(Collected data)
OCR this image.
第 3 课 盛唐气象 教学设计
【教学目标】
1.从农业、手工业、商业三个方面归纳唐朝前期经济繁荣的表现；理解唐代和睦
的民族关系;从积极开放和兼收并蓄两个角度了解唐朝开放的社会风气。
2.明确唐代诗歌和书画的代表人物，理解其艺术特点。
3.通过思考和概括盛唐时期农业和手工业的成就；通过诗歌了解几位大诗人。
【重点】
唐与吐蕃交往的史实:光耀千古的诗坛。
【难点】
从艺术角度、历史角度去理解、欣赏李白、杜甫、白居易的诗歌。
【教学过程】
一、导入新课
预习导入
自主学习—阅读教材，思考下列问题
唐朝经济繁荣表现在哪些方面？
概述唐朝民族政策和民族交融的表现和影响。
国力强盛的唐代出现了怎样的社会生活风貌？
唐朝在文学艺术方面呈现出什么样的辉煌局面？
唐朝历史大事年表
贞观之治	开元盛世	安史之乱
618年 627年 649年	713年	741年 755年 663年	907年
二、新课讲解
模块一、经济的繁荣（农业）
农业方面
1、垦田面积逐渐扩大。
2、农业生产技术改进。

◆ **Direction**:
Reproduce every line above without error.

◆ **Task response**:
OCR this image.
第 3 课 盛唐气象 教学设计
【教学目标】
1.从农业、手工业、商业三个方面归纳唐朝前期经济繁荣的表现；理解唐代和睦
的民族关系;从积极开放和兼收并蓄两个角度了解唐朝开放的社会风气。
2.明确唐代诗歌和书画的代表人物，理解其艺术特点。
3.通过思考和概括盛唐时期农业和手工业的成就；通过诗歌了解几位大诗人。
【重点】
唐与吐蕃交往的史实:光耀千古的诗坛。
【难点】
从艺术角度、历史角度去理解、欣赏李白、杜甫、白居易的诗歌。
【教学过程】
一、导入新课
预习导入
自主学习—阅读教材，思考下列问题
唐朝经济繁荣表现在哪些方面？
概述唐朝民族政策和民族交融的表现和影响。
国力强盛的唐代出现了怎样的社会生活风貌？
唐朝在文学艺术方面呈现出什么样的辉煌局面？
唐朝历史大事年表
贞观之治	开元盛世	安史之乱
618年 627年 649年	713年	741年 755年 663年	907年
二、新课讲解
模块一、经济的繁荣（农业）
农业方面
1、垦田面积逐渐扩大。
2、农业生产技术改进。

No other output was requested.